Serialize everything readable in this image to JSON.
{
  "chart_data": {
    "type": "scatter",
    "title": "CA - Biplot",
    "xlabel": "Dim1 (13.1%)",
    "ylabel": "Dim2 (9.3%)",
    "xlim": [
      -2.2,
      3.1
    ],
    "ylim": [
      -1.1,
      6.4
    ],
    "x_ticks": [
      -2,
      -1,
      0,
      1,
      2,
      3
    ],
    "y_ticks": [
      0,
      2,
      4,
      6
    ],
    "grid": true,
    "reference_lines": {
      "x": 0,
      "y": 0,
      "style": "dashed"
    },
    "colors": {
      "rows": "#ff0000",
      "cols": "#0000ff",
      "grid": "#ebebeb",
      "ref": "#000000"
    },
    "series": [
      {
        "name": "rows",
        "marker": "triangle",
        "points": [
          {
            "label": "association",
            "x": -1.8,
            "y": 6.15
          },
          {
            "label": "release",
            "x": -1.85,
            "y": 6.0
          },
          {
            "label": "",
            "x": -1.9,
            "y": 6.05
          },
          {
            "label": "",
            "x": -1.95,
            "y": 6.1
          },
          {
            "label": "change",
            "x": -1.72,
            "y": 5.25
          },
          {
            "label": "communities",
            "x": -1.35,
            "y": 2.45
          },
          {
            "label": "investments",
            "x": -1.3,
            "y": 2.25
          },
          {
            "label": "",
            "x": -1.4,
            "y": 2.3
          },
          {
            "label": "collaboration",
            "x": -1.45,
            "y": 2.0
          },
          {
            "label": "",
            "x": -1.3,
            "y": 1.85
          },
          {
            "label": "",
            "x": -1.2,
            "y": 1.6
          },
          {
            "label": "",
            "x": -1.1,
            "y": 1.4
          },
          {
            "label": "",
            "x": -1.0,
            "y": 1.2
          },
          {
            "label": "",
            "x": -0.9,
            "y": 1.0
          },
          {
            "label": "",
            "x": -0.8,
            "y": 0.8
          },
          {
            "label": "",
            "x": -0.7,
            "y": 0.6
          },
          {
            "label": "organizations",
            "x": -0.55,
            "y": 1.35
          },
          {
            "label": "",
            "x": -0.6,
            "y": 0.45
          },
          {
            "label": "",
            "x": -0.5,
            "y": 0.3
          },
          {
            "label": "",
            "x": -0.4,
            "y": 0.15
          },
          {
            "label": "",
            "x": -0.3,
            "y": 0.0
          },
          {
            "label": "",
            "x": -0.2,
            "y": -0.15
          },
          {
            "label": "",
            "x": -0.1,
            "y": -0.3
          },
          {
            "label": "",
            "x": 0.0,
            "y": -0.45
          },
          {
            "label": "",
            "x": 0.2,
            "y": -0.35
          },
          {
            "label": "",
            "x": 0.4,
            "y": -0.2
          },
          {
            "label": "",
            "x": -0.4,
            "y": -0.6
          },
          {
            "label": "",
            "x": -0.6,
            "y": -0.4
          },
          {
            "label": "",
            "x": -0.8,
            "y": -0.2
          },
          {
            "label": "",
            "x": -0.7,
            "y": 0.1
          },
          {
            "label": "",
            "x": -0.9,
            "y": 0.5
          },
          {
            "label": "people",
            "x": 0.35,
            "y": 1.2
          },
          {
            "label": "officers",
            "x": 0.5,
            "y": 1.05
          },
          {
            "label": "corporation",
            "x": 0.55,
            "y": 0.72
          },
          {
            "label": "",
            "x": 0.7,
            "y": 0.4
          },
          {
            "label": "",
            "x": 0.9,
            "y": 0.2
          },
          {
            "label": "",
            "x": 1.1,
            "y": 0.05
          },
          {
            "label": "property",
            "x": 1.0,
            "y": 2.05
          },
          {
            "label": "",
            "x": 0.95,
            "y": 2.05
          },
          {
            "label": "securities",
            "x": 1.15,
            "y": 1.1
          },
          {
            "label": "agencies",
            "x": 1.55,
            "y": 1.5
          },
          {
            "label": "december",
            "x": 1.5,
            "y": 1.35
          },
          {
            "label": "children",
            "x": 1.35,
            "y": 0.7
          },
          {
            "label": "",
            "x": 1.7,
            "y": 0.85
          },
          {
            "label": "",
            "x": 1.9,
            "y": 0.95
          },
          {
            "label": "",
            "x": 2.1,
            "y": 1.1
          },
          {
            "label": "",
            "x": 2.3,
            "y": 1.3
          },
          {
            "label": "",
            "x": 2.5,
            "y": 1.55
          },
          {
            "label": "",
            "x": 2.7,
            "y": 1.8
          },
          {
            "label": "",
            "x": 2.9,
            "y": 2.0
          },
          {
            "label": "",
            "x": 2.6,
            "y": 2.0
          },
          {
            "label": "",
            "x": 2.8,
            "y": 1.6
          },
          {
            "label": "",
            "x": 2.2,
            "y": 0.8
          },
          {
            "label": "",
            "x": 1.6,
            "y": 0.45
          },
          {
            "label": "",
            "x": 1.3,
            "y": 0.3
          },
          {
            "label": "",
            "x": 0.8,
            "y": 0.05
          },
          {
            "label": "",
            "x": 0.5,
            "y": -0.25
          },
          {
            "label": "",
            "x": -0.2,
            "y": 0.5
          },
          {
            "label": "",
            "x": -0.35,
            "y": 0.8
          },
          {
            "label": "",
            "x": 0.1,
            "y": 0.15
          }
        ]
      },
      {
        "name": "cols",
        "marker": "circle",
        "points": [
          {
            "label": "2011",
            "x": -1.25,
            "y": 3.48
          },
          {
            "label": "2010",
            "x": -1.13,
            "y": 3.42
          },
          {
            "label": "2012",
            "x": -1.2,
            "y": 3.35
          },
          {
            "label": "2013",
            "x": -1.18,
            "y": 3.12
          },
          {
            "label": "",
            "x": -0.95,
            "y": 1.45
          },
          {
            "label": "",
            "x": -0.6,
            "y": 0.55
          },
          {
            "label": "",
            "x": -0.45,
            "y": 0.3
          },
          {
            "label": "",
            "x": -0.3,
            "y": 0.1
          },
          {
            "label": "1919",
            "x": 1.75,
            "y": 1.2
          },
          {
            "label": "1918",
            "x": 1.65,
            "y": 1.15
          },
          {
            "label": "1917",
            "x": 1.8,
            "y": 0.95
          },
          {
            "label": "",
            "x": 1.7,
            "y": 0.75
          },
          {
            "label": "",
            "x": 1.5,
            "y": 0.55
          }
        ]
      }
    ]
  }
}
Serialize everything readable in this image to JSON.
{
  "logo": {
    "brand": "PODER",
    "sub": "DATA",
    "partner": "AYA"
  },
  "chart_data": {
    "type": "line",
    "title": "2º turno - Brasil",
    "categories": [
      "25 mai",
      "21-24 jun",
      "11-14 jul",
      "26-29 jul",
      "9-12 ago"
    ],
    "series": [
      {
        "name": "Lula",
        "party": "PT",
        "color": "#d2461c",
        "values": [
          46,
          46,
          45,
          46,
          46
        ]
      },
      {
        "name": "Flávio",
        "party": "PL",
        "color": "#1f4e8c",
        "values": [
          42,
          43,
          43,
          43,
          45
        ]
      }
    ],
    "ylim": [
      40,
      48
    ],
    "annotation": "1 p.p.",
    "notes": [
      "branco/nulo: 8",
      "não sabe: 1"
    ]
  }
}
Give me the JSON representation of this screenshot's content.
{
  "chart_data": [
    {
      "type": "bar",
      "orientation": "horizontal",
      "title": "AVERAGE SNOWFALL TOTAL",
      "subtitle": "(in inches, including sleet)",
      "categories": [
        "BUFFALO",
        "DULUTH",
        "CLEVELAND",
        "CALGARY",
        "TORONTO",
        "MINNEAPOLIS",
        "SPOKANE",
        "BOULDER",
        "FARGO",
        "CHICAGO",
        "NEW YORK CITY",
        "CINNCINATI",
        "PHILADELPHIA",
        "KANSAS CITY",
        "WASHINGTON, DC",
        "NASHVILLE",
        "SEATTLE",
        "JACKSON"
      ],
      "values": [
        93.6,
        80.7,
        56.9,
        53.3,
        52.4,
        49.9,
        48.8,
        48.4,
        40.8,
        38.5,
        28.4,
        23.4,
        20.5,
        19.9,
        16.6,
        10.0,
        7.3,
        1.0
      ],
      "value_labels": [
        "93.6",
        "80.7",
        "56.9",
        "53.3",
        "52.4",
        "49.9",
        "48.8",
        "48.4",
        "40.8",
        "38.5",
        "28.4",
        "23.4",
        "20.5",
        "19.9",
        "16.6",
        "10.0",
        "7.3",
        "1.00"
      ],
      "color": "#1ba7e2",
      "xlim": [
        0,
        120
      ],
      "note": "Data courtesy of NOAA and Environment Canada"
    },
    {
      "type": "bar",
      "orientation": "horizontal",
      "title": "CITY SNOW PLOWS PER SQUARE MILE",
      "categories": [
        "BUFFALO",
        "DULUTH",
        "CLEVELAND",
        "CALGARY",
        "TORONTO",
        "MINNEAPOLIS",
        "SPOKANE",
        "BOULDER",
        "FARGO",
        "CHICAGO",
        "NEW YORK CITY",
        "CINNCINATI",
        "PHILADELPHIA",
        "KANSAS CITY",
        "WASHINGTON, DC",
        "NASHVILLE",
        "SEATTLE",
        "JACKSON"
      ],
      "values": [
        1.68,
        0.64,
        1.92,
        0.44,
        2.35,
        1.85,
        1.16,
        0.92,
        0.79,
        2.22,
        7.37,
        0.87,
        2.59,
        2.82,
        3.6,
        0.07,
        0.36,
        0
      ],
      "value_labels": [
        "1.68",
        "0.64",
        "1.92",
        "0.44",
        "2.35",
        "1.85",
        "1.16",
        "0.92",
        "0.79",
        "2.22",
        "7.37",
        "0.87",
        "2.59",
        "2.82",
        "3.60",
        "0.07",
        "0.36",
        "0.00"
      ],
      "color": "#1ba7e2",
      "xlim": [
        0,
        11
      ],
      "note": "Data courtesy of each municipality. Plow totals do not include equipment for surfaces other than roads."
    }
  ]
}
_____
THE REQUEST » Go through the listing above and pull out each line containing the word "courtesy".

ANSWER TO THE TASK »
      "note": "Data courtesy of NOAA and Environment Canada"
      "note": "Data courtesy of each municipality. Plow totals do not include equipment for surfaces other than roads."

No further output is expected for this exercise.